What you need to do
Reproduce each line of the entries below word for word, omitting the pictures.
** Begin Data provided **
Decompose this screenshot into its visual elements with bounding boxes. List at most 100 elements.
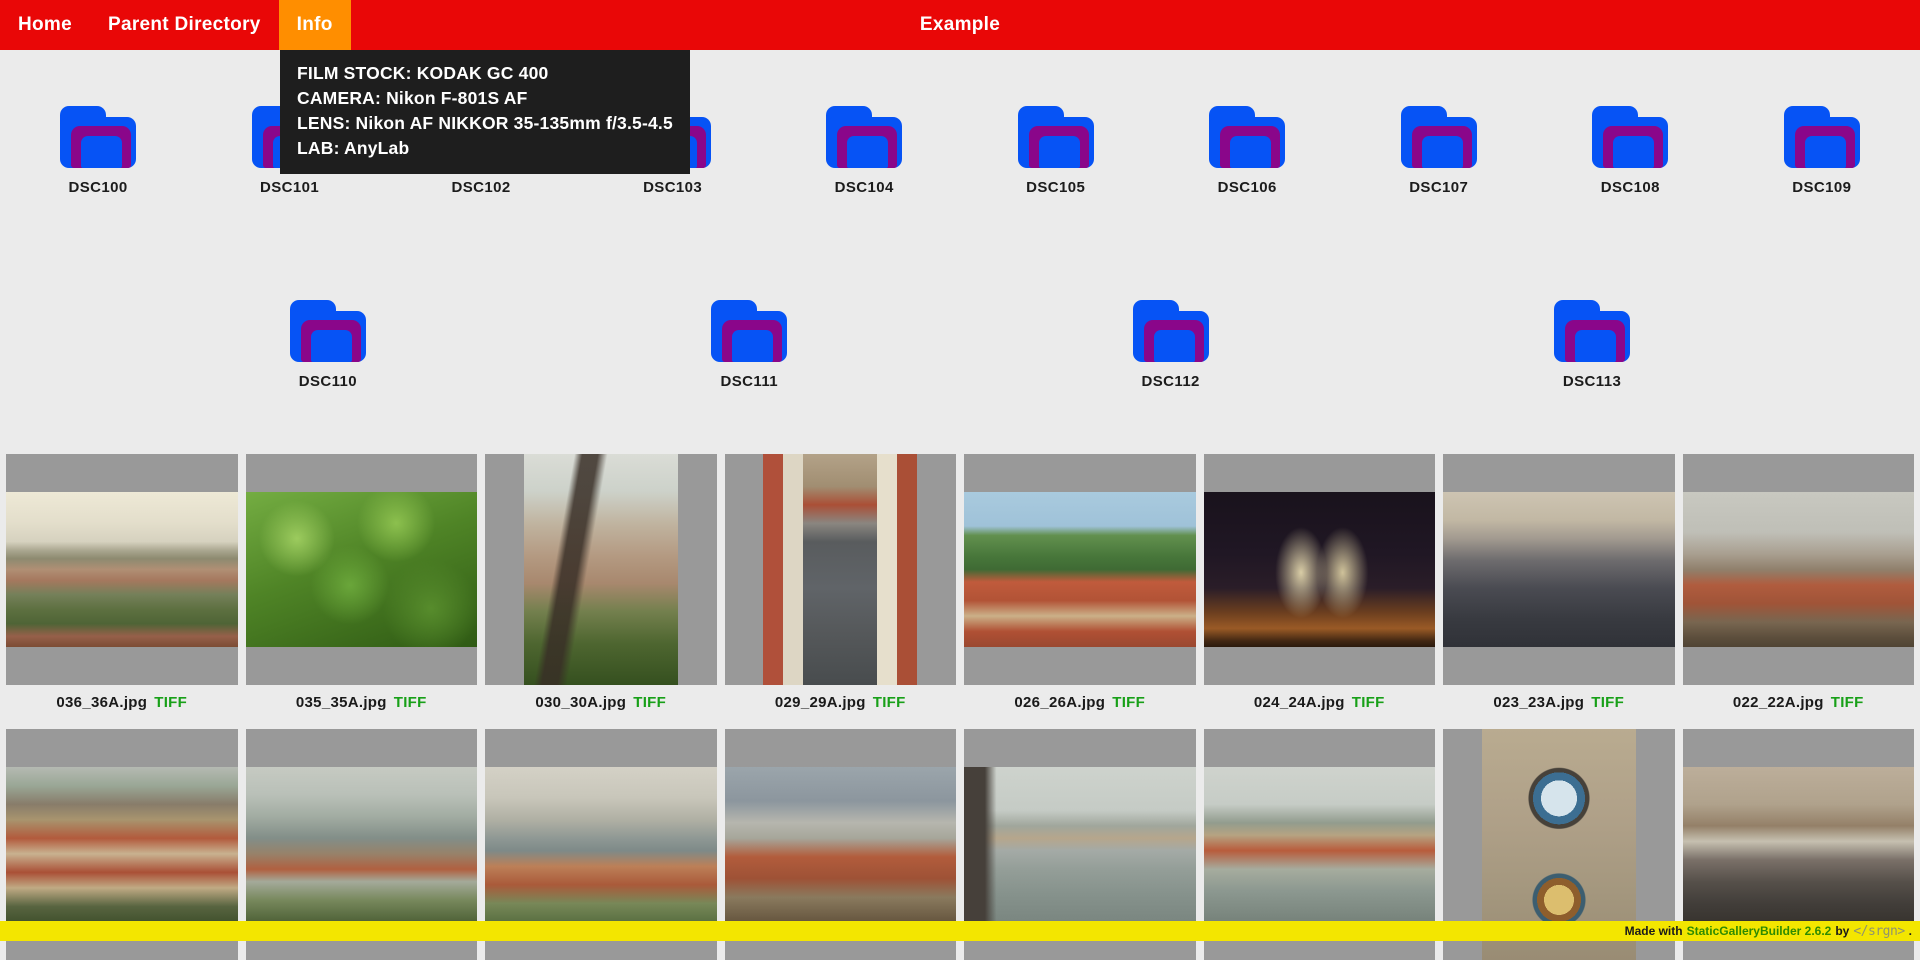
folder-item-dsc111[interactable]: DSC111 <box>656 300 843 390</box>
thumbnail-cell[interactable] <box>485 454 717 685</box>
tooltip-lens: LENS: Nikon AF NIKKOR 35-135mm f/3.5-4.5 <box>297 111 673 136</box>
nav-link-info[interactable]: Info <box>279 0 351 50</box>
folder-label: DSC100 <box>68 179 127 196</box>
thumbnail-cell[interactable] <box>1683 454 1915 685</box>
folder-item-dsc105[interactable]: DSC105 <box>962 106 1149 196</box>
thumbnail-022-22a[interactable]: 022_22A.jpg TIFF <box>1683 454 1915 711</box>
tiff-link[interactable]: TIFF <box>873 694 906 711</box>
** End Data provided **
Full output
Decompose this screenshot into its visual elements with bounding boxes. List at most 100 elements.
folder-item-dsc111[interactable]: DSC111 <box>656 300 843 390</box>
thumbnail-cell[interactable] <box>485 454 717 685</box>
tooltip-lens: LENS: Nikon AF NIKKOR 35-135mm f/3.5-4.5 <box>297 111 673 136</box>
nav-link-info[interactable]: Info <box>279 0 351 50</box>
folder-label: DSC100 <box>68 179 127 196</box>
thumbnail-cell[interactable] <box>1683 454 1915 685</box>
folder-item-dsc105[interactable]: DSC105 <box>962 106 1149 196</box>
thumbnail-022-22a[interactable]: 022_22A.jpg TIFF <box>1683 454 1915 711</box>
tiff-link[interactable]: TIFF <box>873 694 906 711</box>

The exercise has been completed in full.